**REQUIREMENT**
The response should be a faithful copy of every record, with nothing left out.

**WORKING DATA**
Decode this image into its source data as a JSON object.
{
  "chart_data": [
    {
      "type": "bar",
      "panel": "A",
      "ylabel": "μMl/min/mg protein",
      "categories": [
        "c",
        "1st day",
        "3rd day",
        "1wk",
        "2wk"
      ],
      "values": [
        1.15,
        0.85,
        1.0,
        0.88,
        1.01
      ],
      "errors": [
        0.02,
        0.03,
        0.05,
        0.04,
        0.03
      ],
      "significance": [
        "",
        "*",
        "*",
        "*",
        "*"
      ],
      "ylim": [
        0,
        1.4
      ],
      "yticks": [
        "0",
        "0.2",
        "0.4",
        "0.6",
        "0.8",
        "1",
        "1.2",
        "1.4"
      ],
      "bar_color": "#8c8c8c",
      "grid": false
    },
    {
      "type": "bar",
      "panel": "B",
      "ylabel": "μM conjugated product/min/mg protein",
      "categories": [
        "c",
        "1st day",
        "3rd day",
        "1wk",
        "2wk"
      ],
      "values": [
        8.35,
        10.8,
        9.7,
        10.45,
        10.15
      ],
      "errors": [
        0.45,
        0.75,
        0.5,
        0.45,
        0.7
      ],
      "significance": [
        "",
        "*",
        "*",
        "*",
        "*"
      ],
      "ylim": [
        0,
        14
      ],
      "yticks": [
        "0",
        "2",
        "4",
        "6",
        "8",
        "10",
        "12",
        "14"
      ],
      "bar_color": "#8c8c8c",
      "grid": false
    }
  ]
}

**WRITTEN ANSWER**
Decode this image into its source data as a JSON object.
{
  "chart_data": [
    {
      "type": "bar",
      "panel": "A",
      "ylabel": "μMl/min/mg protein",
      "categories": [
        "c",
        "1st day",
        "3rd day",
        "1wk",
        "2wk"
      ],
      "values": [
        1.15,
        0.85,
        1.0,
        0.88,
        1.01
      ],
      "errors": [
        0.02,
        0.03,
        0.05,
        0.04,
        0.03
      ],
      "significance": [
        "",
        "*",
        "*",
        "*",
        "*"
      ],
      "ylim": [
        0,
        1.4
      ],
      "yticks": [
        "0",
        "0.2",
        "0.4",
        "0.6",
        "0.8",
        "1",
        "1.2",
        "1.4"
      ],
      "bar_color": "#8c8c8c",
      "grid": false
    },
    {
      "type": "bar",
      "panel": "B",
      "ylabel": "μM conjugated product/min/mg protein",
      "categories": [
        "c",
        "1st day",
        "3rd day",
        "1wk",
        "2wk"
      ],
      "values": [
        8.35,
        10.8,
        9.7,
        10.45,
        10.15
      ],
      "errors": [
        0.45,
        0.75,
        0.5,
        0.45,
        0.7
      ],
      "significance": [
        "",
        "*",
        "*",
        "*",
        "*"
      ],
      "ylim": [
        0,
        14
      ],
      "yticks": [
        "0",
        "2",
        "4",
        "6",
        "8",
        "10",
        "12",
        "14"
      ],
      "bar_color": "#8c8c8c",
      "grid": false
    }
  ]
}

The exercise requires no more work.